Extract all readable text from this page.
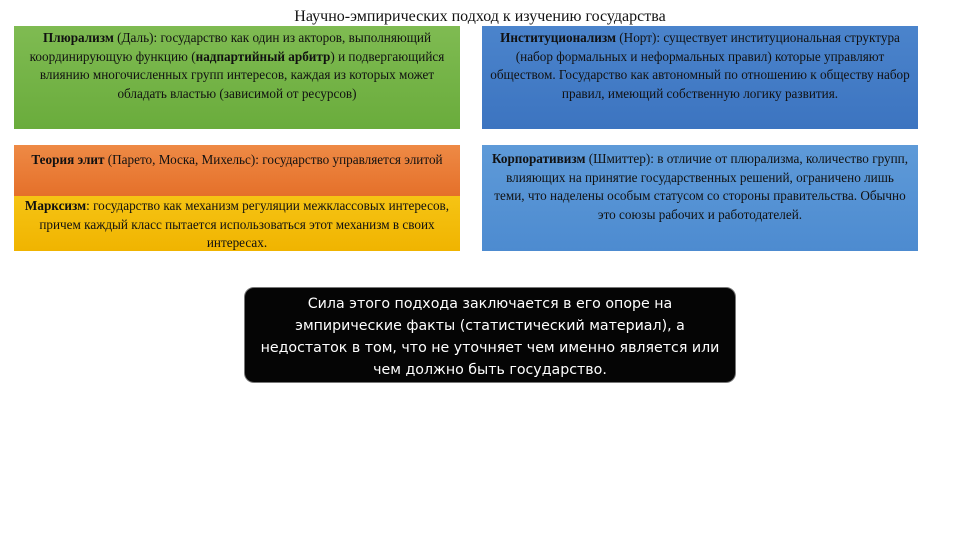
Научно-эмпирических подход к изучению государства
Плюрализм (Даль): государство как один из акторов, выполняющий координирующую функцию (надпартийный арбитр) и подвергающийся влиянию многочисленных групп интересов, каждая из которых может обладать властью (зависимой от ресурсов)
Институционализм (Норт): существует институциональная структура (набор формальных и неформальных правил) которые управляют обществом. Государство как автономный по отношению к обществу набор правил, имеющий собственную логику развития.
Теория элит (Парето, Моска, Михельс): государство управляется элитой
Марксизм: государство как механизм регуляции межклассовых интересов, причем каждый класс пытается использоваться этот механизм в своих интересах.
Корпоративизм (Шмиттер): в отличие от плюрализма, количество групп, влияющих на принятие государственных решений, ограничено лишь теми, что наделены особым статусом со стороны правительства. Обычно это союзы рабочих и работодателей.
Сила этого подхода заключается в его опоре на эмпирические факты (статистический материал), а недостаток в том, что не уточняет чем именно является или чем должно быть государство.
_ _ _
- _Written task_:
Write out every line of the preceding listing that contains "интересов".

- _Finished answer_:
Плюрализм (Даль): государство как один из акторов, выполняющий координирующую функцию (надпартийный арбитр) и подвергающийся влиянию многочисленных групп интересов, каждая из которых может обладать властью (зависимой от ресурсов)
Марксизм: государство как механизм регуляции межклассовых интересов, причем каждый класс пытается использоваться этот механизм в своих интересах.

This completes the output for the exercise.